■ Required work: Starting with the line that contains "What text is on this page?", reproduce each line through the end of the entries exactly as written.

■ Provided records:

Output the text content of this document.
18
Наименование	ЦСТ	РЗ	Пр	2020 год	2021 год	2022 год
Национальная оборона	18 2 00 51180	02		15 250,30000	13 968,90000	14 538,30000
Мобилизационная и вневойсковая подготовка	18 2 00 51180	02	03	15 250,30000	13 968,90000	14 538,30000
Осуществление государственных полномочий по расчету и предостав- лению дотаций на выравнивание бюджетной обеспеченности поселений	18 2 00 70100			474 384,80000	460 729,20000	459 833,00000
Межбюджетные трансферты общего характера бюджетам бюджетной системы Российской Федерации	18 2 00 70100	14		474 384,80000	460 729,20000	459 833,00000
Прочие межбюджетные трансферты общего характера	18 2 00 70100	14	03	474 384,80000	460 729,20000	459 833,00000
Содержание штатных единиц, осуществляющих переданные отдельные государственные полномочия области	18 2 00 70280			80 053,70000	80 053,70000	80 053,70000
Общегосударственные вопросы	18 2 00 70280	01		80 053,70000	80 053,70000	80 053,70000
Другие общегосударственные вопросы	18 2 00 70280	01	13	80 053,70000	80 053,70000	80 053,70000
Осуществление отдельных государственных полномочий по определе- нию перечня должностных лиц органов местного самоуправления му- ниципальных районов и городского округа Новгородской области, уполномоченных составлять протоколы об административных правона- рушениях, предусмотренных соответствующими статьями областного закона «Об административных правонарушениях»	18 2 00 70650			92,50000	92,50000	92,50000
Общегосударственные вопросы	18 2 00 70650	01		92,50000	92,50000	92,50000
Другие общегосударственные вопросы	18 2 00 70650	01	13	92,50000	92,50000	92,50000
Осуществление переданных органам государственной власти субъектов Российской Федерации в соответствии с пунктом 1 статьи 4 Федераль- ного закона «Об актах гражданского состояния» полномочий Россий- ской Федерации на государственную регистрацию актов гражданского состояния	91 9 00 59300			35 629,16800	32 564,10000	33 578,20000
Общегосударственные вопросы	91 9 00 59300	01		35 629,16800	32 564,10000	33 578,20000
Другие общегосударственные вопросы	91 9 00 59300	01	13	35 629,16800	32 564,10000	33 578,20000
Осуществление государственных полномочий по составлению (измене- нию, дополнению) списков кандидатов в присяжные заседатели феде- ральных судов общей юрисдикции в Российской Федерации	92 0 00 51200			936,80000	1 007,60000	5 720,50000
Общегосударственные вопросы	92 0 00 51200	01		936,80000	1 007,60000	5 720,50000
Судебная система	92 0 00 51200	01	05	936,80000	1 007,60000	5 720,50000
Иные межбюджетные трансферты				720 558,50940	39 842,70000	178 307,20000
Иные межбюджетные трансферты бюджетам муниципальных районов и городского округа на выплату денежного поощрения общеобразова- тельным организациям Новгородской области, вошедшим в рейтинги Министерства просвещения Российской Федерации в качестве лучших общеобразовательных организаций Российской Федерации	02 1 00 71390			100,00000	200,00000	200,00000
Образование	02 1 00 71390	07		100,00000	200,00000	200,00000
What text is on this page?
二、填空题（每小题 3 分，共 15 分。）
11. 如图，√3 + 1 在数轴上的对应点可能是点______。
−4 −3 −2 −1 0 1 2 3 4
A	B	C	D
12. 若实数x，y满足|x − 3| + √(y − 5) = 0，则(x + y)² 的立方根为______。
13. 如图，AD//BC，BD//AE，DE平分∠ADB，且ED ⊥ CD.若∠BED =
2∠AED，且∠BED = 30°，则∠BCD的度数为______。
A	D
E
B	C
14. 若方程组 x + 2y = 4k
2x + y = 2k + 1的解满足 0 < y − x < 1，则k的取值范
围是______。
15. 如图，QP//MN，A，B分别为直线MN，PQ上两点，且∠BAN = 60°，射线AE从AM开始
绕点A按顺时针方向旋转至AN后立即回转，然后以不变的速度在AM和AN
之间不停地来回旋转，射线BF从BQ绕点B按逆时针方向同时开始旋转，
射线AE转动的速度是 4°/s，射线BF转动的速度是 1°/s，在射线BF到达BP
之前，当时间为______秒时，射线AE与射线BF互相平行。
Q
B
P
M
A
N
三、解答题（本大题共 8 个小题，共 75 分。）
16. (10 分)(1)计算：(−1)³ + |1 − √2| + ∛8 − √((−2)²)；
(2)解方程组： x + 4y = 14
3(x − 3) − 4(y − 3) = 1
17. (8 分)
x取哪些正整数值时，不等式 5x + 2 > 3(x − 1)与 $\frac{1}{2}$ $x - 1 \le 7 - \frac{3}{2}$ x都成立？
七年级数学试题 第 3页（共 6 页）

■ Answer to the problem:
What text is on this page?
二、填空题（每小题 3 分，共 15 分。）
11. 如图，√3 + 1 在数轴上的对应点可能是点______。
−4 −3 −2 −1 0 1 2 3 4
A	B	C	D
12. 若实数x，y满足|x − 3| + √(y − 5) = 0，则(x + y)² 的立方根为______。
13. 如图，AD//BC，BD//AE，DE平分∠ADB，且ED ⊥ CD.若∠BED =
2∠AED，且∠BED = 30°，则∠BCD的度数为______。
A	D
E
B	C
14. 若方程组 x + 2y = 4k
2x + y = 2k + 1的解满足 0 < y − x < 1，则k的取值范
围是______。
15. 如图，QP//MN，A，B分别为直线MN，PQ上两点，且∠BAN = 60°，射线AE从AM开始
绕点A按顺时针方向旋转至AN后立即回转，然后以不变的速度在AM和AN
之间不停地来回旋转，射线BF从BQ绕点B按逆时针方向同时开始旋转，
射线AE转动的速度是 4°/s，射线BF转动的速度是 1°/s，在射线BF到达BP
之前，当时间为______秒时，射线AE与射线BF互相平行。
Q
B
P
M
A
N
三、解答题（本大题共 8 个小题，共 75 分。）
16. (10 分)(1)计算：(−1)³ + |1 − √2| + ∛8 − √((−2)²)；
(2)解方程组： x + 4y = 14
3(x − 3) − 4(y − 3) = 1
17. (8 分)
x取哪些正整数值时，不等式 5x + 2 > 3(x − 1)与 $\frac{1}{2}$ $x - 1 \le 7 - \frac{3}{2}$ x都成立？
七年级数学试题 第 3页（共 6 页）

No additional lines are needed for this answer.